╔══
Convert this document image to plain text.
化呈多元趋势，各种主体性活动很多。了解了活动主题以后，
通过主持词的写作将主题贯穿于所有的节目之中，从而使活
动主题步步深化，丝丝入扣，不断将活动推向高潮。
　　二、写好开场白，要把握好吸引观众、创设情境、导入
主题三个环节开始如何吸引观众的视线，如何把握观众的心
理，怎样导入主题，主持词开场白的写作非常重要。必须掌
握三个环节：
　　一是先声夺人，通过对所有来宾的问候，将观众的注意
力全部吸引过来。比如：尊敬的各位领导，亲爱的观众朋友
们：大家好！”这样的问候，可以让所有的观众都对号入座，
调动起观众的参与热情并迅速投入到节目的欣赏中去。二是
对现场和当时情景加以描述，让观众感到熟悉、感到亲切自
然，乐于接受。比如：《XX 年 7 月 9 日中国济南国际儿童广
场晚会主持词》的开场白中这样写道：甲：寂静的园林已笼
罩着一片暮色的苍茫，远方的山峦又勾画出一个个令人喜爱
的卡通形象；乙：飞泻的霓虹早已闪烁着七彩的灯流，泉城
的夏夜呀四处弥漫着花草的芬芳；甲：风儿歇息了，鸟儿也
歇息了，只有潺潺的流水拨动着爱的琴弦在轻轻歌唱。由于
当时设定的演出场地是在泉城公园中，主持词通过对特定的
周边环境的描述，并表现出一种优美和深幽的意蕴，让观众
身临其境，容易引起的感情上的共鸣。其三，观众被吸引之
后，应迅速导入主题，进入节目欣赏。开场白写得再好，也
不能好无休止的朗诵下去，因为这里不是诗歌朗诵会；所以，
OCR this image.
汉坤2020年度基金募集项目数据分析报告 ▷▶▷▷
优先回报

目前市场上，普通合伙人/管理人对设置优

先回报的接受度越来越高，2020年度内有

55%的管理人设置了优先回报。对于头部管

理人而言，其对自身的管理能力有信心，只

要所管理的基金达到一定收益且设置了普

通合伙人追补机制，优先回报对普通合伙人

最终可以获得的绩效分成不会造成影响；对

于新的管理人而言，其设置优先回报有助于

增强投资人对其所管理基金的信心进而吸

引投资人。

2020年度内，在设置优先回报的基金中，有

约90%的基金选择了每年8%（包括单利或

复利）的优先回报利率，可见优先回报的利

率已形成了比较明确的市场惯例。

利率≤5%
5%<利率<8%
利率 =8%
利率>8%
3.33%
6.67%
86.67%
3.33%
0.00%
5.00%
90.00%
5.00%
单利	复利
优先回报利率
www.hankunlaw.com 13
╚══
WHAT THE TASK ASKS – Retype the listing. Match it exactly.

WRITTEN ANSWER –
Convert this document image to plain text.
化呈多元趋势，各种主体性活动很多。了解了活动主题以后，
通过主持词的写作将主题贯穿于所有的节目之中，从而使活
动主题步步深化，丝丝入扣，不断将活动推向高潮。
　　二、写好开场白，要把握好吸引观众、创设情境、导入
主题三个环节开始如何吸引观众的视线，如何把握观众的心
理，怎样导入主题，主持词开场白的写作非常重要。必须掌
握三个环节：
　　一是先声夺人，通过对所有来宾的问候，将观众的注意
力全部吸引过来。比如：尊敬的各位领导，亲爱的观众朋友
们：大家好！”这样的问候，可以让所有的观众都对号入座，
调动起观众的参与热情并迅速投入到节目的欣赏中去。二是
对现场和当时情景加以描述，让观众感到熟悉、感到亲切自
然，乐于接受。比如：《XX 年 7 月 9 日中国济南国际儿童广
场晚会主持词》的开场白中这样写道：甲：寂静的园林已笼
罩着一片暮色的苍茫，远方的山峦又勾画出一个个令人喜爱
的卡通形象；乙：飞泻的霓虹早已闪烁着七彩的灯流，泉城
的夏夜呀四处弥漫着花草的芬芳；甲：风儿歇息了，鸟儿也
歇息了，只有潺潺的流水拨动着爱的琴弦在轻轻歌唱。由于
当时设定的演出场地是在泉城公园中，主持词通过对特定的
周边环境的描述，并表现出一种优美和深幽的意蕴，让观众
身临其境，容易引起的感情上的共鸣。其三，观众被吸引之
后，应迅速导入主题，进入节目欣赏。开场白写得再好，也
不能好无休止的朗诵下去，因为这里不是诗歌朗诵会；所以，
OCR this image.
汉坤2020年度基金募集项目数据分析报告 ▷▶▷▷
优先回报

目前市场上，普通合伙人/管理人对设置优

先回报的接受度越来越高，2020年度内有

55%的管理人设置了优先回报。对于头部管

理人而言，其对自身的管理能力有信心，只

要所管理的基金达到一定收益且设置了普

通合伙人追补机制，优先回报对普通合伙人

最终可以获得的绩效分成不会造成影响；对

于新的管理人而言，其设置优先回报有助于

增强投资人对其所管理基金的信心进而吸

引投资人。

2020年度内，在设置优先回报的基金中，有

约90%的基金选择了每年8%（包括单利或

复利）的优先回报利率，可见优先回报的利

率已形成了比较明确的市场惯例。

利率≤5%
5%<利率<8%
利率 =8%
利率>8%
3.33%
6.67%
86.67%
3.33%
0.00%
5.00%
90.00%
5.00%
单利	复利
优先回报利率
www.hankunlaw.com 13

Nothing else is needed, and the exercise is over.